(Part of a data file)
.....

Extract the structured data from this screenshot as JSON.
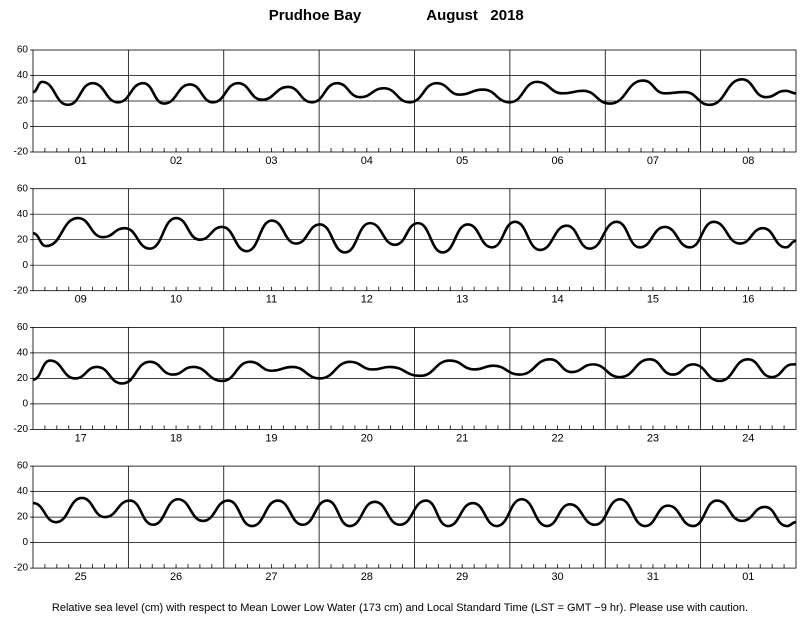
{
  "title": "Prudhoe Bay",
  "subtitle": "August   2018",
  "note": "Relative sea level (cm) with respect to Mean Lower Low Water (173 cm) and Local Standard Time (LST = GMT −9 hr). Please use with caution.",
  "chart_data": [
    {
      "type": "line",
      "categories": [
        "01",
        "02",
        "03",
        "04",
        "05",
        "06",
        "07",
        "08"
      ],
      "xlim": [
        0,
        192
      ],
      "ylim": [
        -20,
        60
      ],
      "yticks": [
        -20,
        0,
        20,
        40,
        60
      ],
      "grid": [
        0,
        20,
        40
      ],
      "color": "#000000",
      "x": [
        0,
        2.3,
        8.8,
        15,
        21.4,
        27.7,
        33,
        39.5,
        45.3,
        51.6,
        57.6,
        64.2,
        70.2,
        76.5,
        82.3,
        88.3,
        94.8,
        101.6,
        107.4,
        113.2,
        120,
        126.8,
        133.3,
        138.4,
        145.2,
        153.5,
        159,
        164,
        170.3,
        178.4,
        184.4,
        189.4,
        192
      ],
      "values": [
        27,
        35,
        17,
        34,
        19,
        34,
        18,
        33,
        19,
        34,
        21,
        31,
        19,
        34,
        23,
        30,
        19,
        34,
        25,
        29,
        19,
        35,
        26,
        28,
        18,
        36,
        26,
        27,
        17,
        37,
        23,
        28,
        26
      ]
    },
    {
      "type": "line",
      "categories": [
        "09",
        "10",
        "11",
        "12",
        "13",
        "14",
        "15",
        "16"
      ],
      "xlim": [
        0,
        192
      ],
      "ylim": [
        -20,
        60
      ],
      "yticks": [
        -20,
        0,
        20,
        40,
        60
      ],
      "grid": [
        0,
        20,
        40
      ],
      "color": "#000000",
      "x": [
        0,
        3.3,
        11.3,
        17.6,
        23.1,
        29.4,
        36,
        42,
        47.6,
        53.8,
        60.1,
        66.2,
        72.2,
        78.5,
        84.8,
        91.1,
        96.9,
        103.1,
        109.4,
        115.5,
        121.3,
        127.6,
        134.3,
        140.1,
        146.9,
        152.7,
        159,
        165.3,
        171.3,
        177.9,
        183.7,
        189.4,
        192
      ],
      "values": [
        25,
        15,
        37,
        22,
        29,
        13,
        37,
        20,
        30,
        11,
        35,
        17,
        32,
        10,
        33,
        16,
        33,
        10,
        32,
        14,
        34,
        12,
        31,
        13,
        34,
        14,
        30,
        14,
        34,
        17,
        29,
        14,
        19
      ]
    },
    {
      "type": "line",
      "categories": [
        "17",
        "18",
        "19",
        "20",
        "21",
        "22",
        "23",
        "24"
      ],
      "xlim": [
        0,
        192
      ],
      "ylim": [
        -20,
        60
      ],
      "yticks": [
        -20,
        0,
        20,
        40,
        60
      ],
      "grid": [
        0,
        20,
        40
      ],
      "color": "#000000",
      "x": [
        0,
        4.3,
        10.6,
        16.1,
        22.4,
        29.4,
        35.2,
        40.3,
        47.6,
        54.6,
        60.1,
        65.2,
        72.2,
        79.8,
        85.5,
        89.8,
        97.4,
        104.9,
        111.2,
        115.8,
        122.5,
        130.1,
        135.6,
        140.9,
        147.7,
        155.2,
        161,
        166.1,
        172.8,
        179.9,
        185.9,
        191.2,
        192
      ],
      "values": [
        19,
        34,
        20,
        29,
        16,
        33,
        23,
        29,
        18,
        33,
        26,
        29,
        20,
        33,
        27,
        29,
        22,
        34,
        27,
        30,
        23,
        35,
        25,
        31,
        21,
        35,
        23,
        31,
        18,
        35,
        21,
        31,
        31
      ]
    },
    {
      "type": "line",
      "categories": [
        "25",
        "26",
        "27",
        "28",
        "29",
        "30",
        "31",
        "01"
      ],
      "xlim": [
        0,
        192
      ],
      "ylim": [
        -20,
        60
      ],
      "yticks": [
        -20,
        0,
        20,
        40,
        60
      ],
      "grid": [
        0,
        20,
        40
      ],
      "color": "#000000",
      "x": [
        0,
        5.8,
        12.3,
        18.1,
        24.4,
        30.2,
        36.5,
        42.8,
        49.1,
        55.1,
        61.6,
        67.9,
        74,
        79.7,
        86,
        92.3,
        98.9,
        104.4,
        110.7,
        116.7,
        123,
        129.3,
        135.1,
        141.4,
        147.7,
        154,
        159.8,
        166.1,
        172.1,
        178.4,
        184.2,
        189.7,
        192
      ],
      "values": [
        31,
        16,
        35,
        20,
        33,
        14,
        34,
        17,
        33,
        13,
        33,
        14,
        33,
        13,
        32,
        14,
        33,
        13,
        31,
        13,
        34,
        13,
        30,
        14,
        34,
        13,
        29,
        13,
        33,
        17,
        28,
        13,
        16
      ]
    }
  ]
}
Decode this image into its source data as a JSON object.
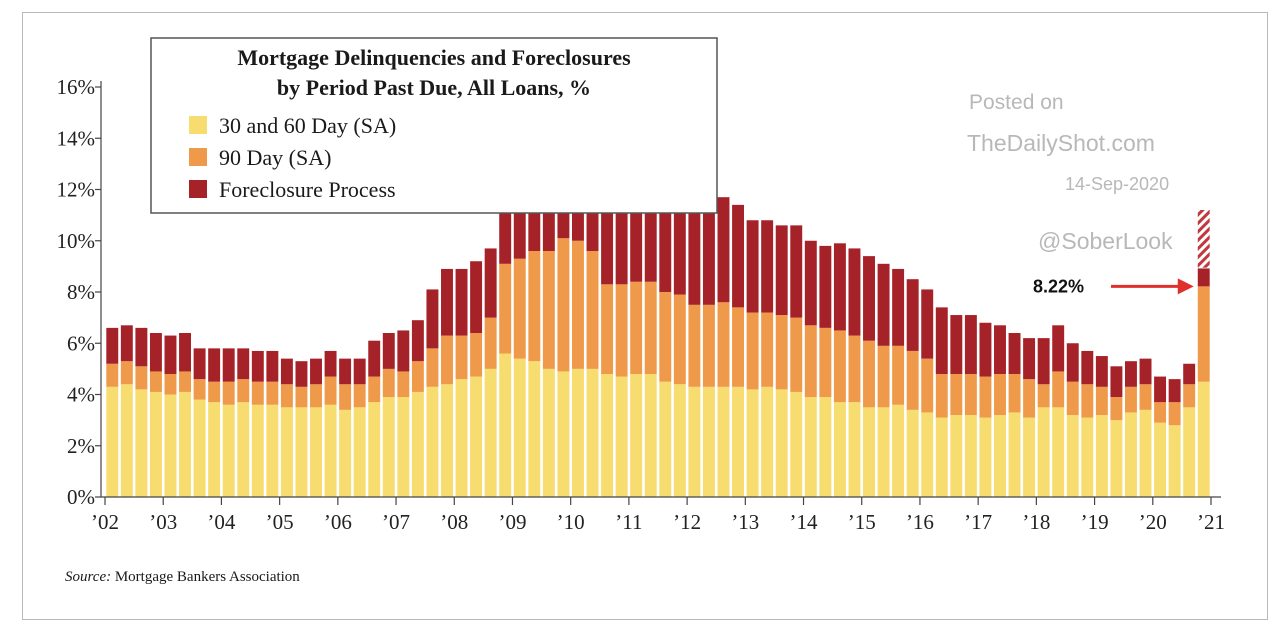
{
  "chart_data": {
    "type": "bar",
    "stacked": true,
    "title": "Mortgage Delinquencies and Foreclosures",
    "subtitle": "by Period Past Due, All Loans, %",
    "ylim": [
      0,
      16
    ],
    "xlim": [
      2002,
      2021
    ],
    "y_ticks": [
      "0%",
      "2%",
      "4%",
      "6%",
      "8%",
      "10%",
      "12%",
      "14%",
      "16%"
    ],
    "x_ticks": [
      "’02",
      "’03",
      "’04",
      "’05",
      "’06",
      "’07",
      "’08",
      "’09",
      "’10",
      "’11",
      "’12",
      "’13",
      "’14",
      "’15",
      "’16",
      "’17",
      "’18",
      "’19",
      "’20",
      "’21"
    ],
    "legend_position": "top-left",
    "start_year": 2002,
    "periods_per_year": 4,
    "series": [
      {
        "name": "30 and 60 Day (SA)",
        "color": "#f7dc6f",
        "values": [
          4.3,
          4.4,
          4.2,
          4.1,
          4.0,
          4.1,
          3.8,
          3.7,
          3.6,
          3.7,
          3.6,
          3.6,
          3.5,
          3.5,
          3.5,
          3.6,
          3.4,
          3.5,
          3.7,
          3.9,
          3.9,
          4.1,
          4.3,
          4.4,
          4.6,
          4.7,
          5.0,
          5.6,
          5.4,
          5.3,
          5.0,
          4.9,
          5.0,
          5.0,
          4.8,
          4.7,
          4.8,
          4.8,
          4.5,
          4.4,
          4.3,
          4.3,
          4.3,
          4.3,
          4.2,
          4.3,
          4.2,
          4.1,
          3.9,
          3.9,
          3.7,
          3.7,
          3.5,
          3.5,
          3.6,
          3.4,
          3.3,
          3.1,
          3.2,
          3.2,
          3.1,
          3.2,
          3.3,
          3.1,
          3.5,
          3.5,
          3.2,
          3.1,
          3.2,
          3.0,
          3.3,
          3.4,
          2.9,
          2.8,
          3.5,
          4.5
        ]
      },
      {
        "name": "90 Day (SA)",
        "color": "#ef9a4a",
        "values": [
          0.9,
          0.9,
          0.9,
          0.8,
          0.8,
          0.8,
          0.8,
          0.8,
          0.9,
          0.9,
          0.9,
          0.9,
          0.9,
          0.8,
          0.9,
          1.1,
          1.0,
          0.9,
          1.0,
          1.1,
          1.0,
          1.2,
          1.5,
          1.9,
          1.7,
          1.7,
          2.0,
          3.5,
          3.9,
          4.3,
          4.6,
          5.2,
          5.0,
          4.6,
          3.5,
          3.6,
          3.6,
          3.6,
          3.5,
          3.5,
          3.2,
          3.2,
          3.3,
          3.1,
          3.0,
          2.9,
          2.9,
          2.9,
          2.8,
          2.7,
          2.8,
          2.6,
          2.6,
          2.4,
          2.3,
          2.3,
          2.1,
          1.7,
          1.6,
          1.6,
          1.6,
          1.6,
          1.5,
          1.5,
          0.9,
          1.4,
          1.3,
          1.3,
          1.1,
          0.9,
          1.0,
          1.0,
          0.8,
          0.9,
          0.9,
          3.72
        ]
      },
      {
        "name": "Foreclosure Process",
        "color": "#a52228",
        "values": [
          1.4,
          1.4,
          1.5,
          1.5,
          1.5,
          1.5,
          1.2,
          1.3,
          1.3,
          1.2,
          1.2,
          1.2,
          1.0,
          1.0,
          1.0,
          1.0,
          1.0,
          1.0,
          1.4,
          1.4,
          1.6,
          1.6,
          2.3,
          2.6,
          2.6,
          2.8,
          2.7,
          3.1,
          4.0,
          4.4,
          4.4,
          4.7,
          4.5,
          4.4,
          4.8,
          4.5,
          4.5,
          4.5,
          4.4,
          4.1,
          4.2,
          4.2,
          4.1,
          4.0,
          3.6,
          3.6,
          3.5,
          3.6,
          3.3,
          3.2,
          3.4,
          3.4,
          3.3,
          3.2,
          3.0,
          2.8,
          2.7,
          2.6,
          2.3,
          2.3,
          2.1,
          1.9,
          1.6,
          1.6,
          1.8,
          1.8,
          1.5,
          1.3,
          1.2,
          1.2,
          1.0,
          1.0,
          1.0,
          0.9,
          0.8,
          0.7
        ]
      }
    ],
    "projection": {
      "from": 8.95,
      "to": 11.2,
      "color": "#c0393f"
    },
    "annotation": {
      "label": "8.22%",
      "value": 8.22
    },
    "source_label": "Source:",
    "source_text": " Mortgage Bankers Association",
    "watermark": {
      "line1": "Posted on",
      "line2": "TheDailyShot.com",
      "date": "14-Sep-2020",
      "handle": "@SoberLook"
    }
  }
}
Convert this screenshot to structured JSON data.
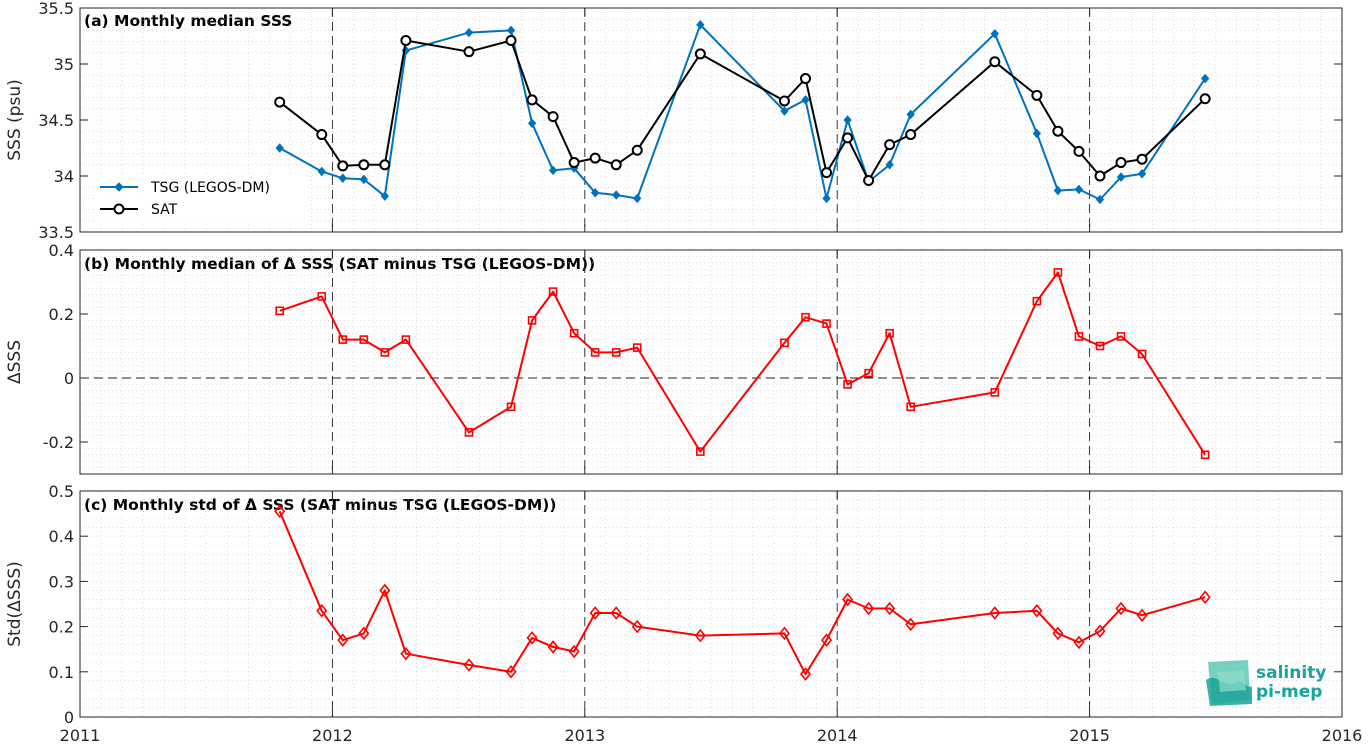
{
  "chart_data": [
    {
      "type": "line",
      "title": "(a) Monthly median SSS",
      "xlabel": "",
      "ylabel": "SSS (psu)",
      "xlim": [
        "2011",
        "2016"
      ],
      "ylim": [
        33.5,
        35.5
      ],
      "yticks": [
        "33.5",
        "34",
        "34.5",
        "35",
        "35.5"
      ],
      "grid": true,
      "legend": "left",
      "series": [
        {
          "name": "TSG (LEGOS-DM)",
          "color": "#0072bd",
          "marker": "diamond-filled",
          "points": [
            [
              "2011-10",
              34.25
            ],
            [
              "2011-12",
              34.04
            ],
            [
              "2012-01",
              33.98
            ],
            [
              "2012-02",
              33.97
            ],
            [
              "2012-03",
              33.82
            ],
            [
              "2012-04",
              35.12
            ],
            [
              "2012-07",
              35.28
            ],
            [
              "2012-09",
              35.3
            ],
            [
              "2012-10",
              34.47
            ],
            [
              "2012-11",
              34.05
            ],
            [
              "2012-12",
              34.07
            ],
            [
              "2013-01",
              33.85
            ],
            [
              "2013-02",
              33.83
            ],
            [
              "2013-03",
              33.8
            ],
            [
              "2013-06",
              35.35
            ],
            [
              "2013-10",
              34.58
            ],
            [
              "2013-11",
              34.68
            ],
            [
              "2013-12",
              33.8
            ],
            [
              "2014-01",
              34.5
            ],
            [
              "2014-02",
              33.95
            ],
            [
              "2014-03",
              34.1
            ],
            [
              "2014-04",
              34.55
            ],
            [
              "2014-08",
              35.27
            ],
            [
              "2014-10",
              34.38
            ],
            [
              "2014-11",
              33.87
            ],
            [
              "2014-12",
              33.88
            ],
            [
              "2015-01",
              33.79
            ],
            [
              "2015-02",
              33.99
            ],
            [
              "2015-03",
              34.02
            ],
            [
              "2015-06",
              34.87
            ]
          ]
        },
        {
          "name": "SAT",
          "color": "#000000",
          "marker": "circle-open",
          "points": [
            [
              "2011-10",
              34.66
            ],
            [
              "2011-12",
              34.37
            ],
            [
              "2012-01",
              34.09
            ],
            [
              "2012-02",
              34.1
            ],
            [
              "2012-03",
              34.1
            ],
            [
              "2012-04",
              35.21
            ],
            [
              "2012-07",
              35.11
            ],
            [
              "2012-09",
              35.21
            ],
            [
              "2012-10",
              34.68
            ],
            [
              "2012-11",
              34.53
            ],
            [
              "2012-12",
              34.12
            ],
            [
              "2013-01",
              34.16
            ],
            [
              "2013-02",
              34.1
            ],
            [
              "2013-03",
              34.23
            ],
            [
              "2013-06",
              35.09
            ],
            [
              "2013-10",
              34.67
            ],
            [
              "2013-11",
              34.87
            ],
            [
              "2013-12",
              34.03
            ],
            [
              "2014-01",
              34.34
            ],
            [
              "2014-02",
              33.96
            ],
            [
              "2014-03",
              34.28
            ],
            [
              "2014-04",
              34.37
            ],
            [
              "2014-08",
              35.02
            ],
            [
              "2014-10",
              34.72
            ],
            [
              "2014-11",
              34.4
            ],
            [
              "2014-12",
              34.22
            ],
            [
              "2015-01",
              34.0
            ],
            [
              "2015-02",
              34.12
            ],
            [
              "2015-03",
              34.15
            ],
            [
              "2015-06",
              34.69
            ]
          ]
        }
      ]
    },
    {
      "type": "line",
      "title": "(b) Monthly median of Δ SSS (SAT minus TSG (LEGOS-DM))",
      "xlabel": "",
      "ylabel": "ΔSSS",
      "xlim": [
        "2011",
        "2016"
      ],
      "ylim": [
        -0.3,
        0.4
      ],
      "yticks": [
        "-0.2",
        "0",
        "0.2",
        "0.4"
      ],
      "grid": true,
      "series": [
        {
          "color": "#ff0000",
          "marker": "square-open",
          "points": [
            [
              "2011-10",
              0.21
            ],
            [
              "2011-12",
              0.255
            ],
            [
              "2012-01",
              0.12
            ],
            [
              "2012-02",
              0.12
            ],
            [
              "2012-03",
              0.08
            ],
            [
              "2012-04",
              0.12
            ],
            [
              "2012-07",
              -0.17
            ],
            [
              "2012-09",
              -0.09
            ],
            [
              "2012-10",
              0.18
            ],
            [
              "2012-11",
              0.27
            ],
            [
              "2012-12",
              0.14
            ],
            [
              "2013-01",
              0.08
            ],
            [
              "2013-02",
              0.08
            ],
            [
              "2013-03",
              0.095
            ],
            [
              "2013-06",
              -0.23
            ],
            [
              "2013-10",
              0.11
            ],
            [
              "2013-11",
              0.19
            ],
            [
              "2013-12",
              0.17
            ],
            [
              "2014-01",
              -0.02
            ],
            [
              "2014-02",
              0.015
            ],
            [
              "2014-03",
              0.14
            ],
            [
              "2014-04",
              -0.09
            ],
            [
              "2014-08",
              -0.045
            ],
            [
              "2014-10",
              0.24
            ],
            [
              "2014-11",
              0.33
            ],
            [
              "2014-12",
              0.13
            ],
            [
              "2015-01",
              0.1
            ],
            [
              "2015-02",
              0.13
            ],
            [
              "2015-03",
              0.075
            ],
            [
              "2015-06",
              -0.24
            ]
          ]
        }
      ]
    },
    {
      "type": "line",
      "title": "(c) Monthly std of Δ SSS (SAT minus TSG (LEGOS-DM))",
      "xlabel": "",
      "ylabel": "Std(ΔSSS)",
      "xlim": [
        "2011",
        "2016"
      ],
      "ylim": [
        0,
        0.5
      ],
      "yticks": [
        "0",
        "0.1",
        "0.2",
        "0.3",
        "0.4",
        "0.5"
      ],
      "xticks": [
        "2011",
        "2012",
        "2013",
        "2014",
        "2015",
        "2016"
      ],
      "grid": true,
      "series": [
        {
          "color": "#ff0000",
          "marker": "diamond-open",
          "points": [
            [
              "2011-10",
              0.455
            ],
            [
              "2011-12",
              0.235
            ],
            [
              "2012-01",
              0.17
            ],
            [
              "2012-02",
              0.185
            ],
            [
              "2012-03",
              0.28
            ],
            [
              "2012-04",
              0.14
            ],
            [
              "2012-07",
              0.115
            ],
            [
              "2012-09",
              0.1
            ],
            [
              "2012-10",
              0.175
            ],
            [
              "2012-11",
              0.155
            ],
            [
              "2012-12",
              0.145
            ],
            [
              "2013-01",
              0.23
            ],
            [
              "2013-02",
              0.23
            ],
            [
              "2013-03",
              0.2
            ],
            [
              "2013-06",
              0.18
            ],
            [
              "2013-10",
              0.185
            ],
            [
              "2013-11",
              0.095
            ],
            [
              "2013-12",
              0.17
            ],
            [
              "2014-01",
              0.26
            ],
            [
              "2014-02",
              0.24
            ],
            [
              "2014-03",
              0.24
            ],
            [
              "2014-04",
              0.205
            ],
            [
              "2014-08",
              0.23
            ],
            [
              "2014-10",
              0.235
            ],
            [
              "2014-11",
              0.185
            ],
            [
              "2014-12",
              0.165
            ],
            [
              "2015-01",
              0.19
            ],
            [
              "2015-02",
              0.24
            ],
            [
              "2015-03",
              0.225
            ],
            [
              "2015-06",
              0.265
            ]
          ]
        }
      ]
    }
  ],
  "logo": {
    "line1": "salinity",
    "line2": "pi-mep",
    "color": "#1aa39a"
  }
}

.....

Each line containing the word "JSON" counts once; say how many such lines there are, giving only the number.

3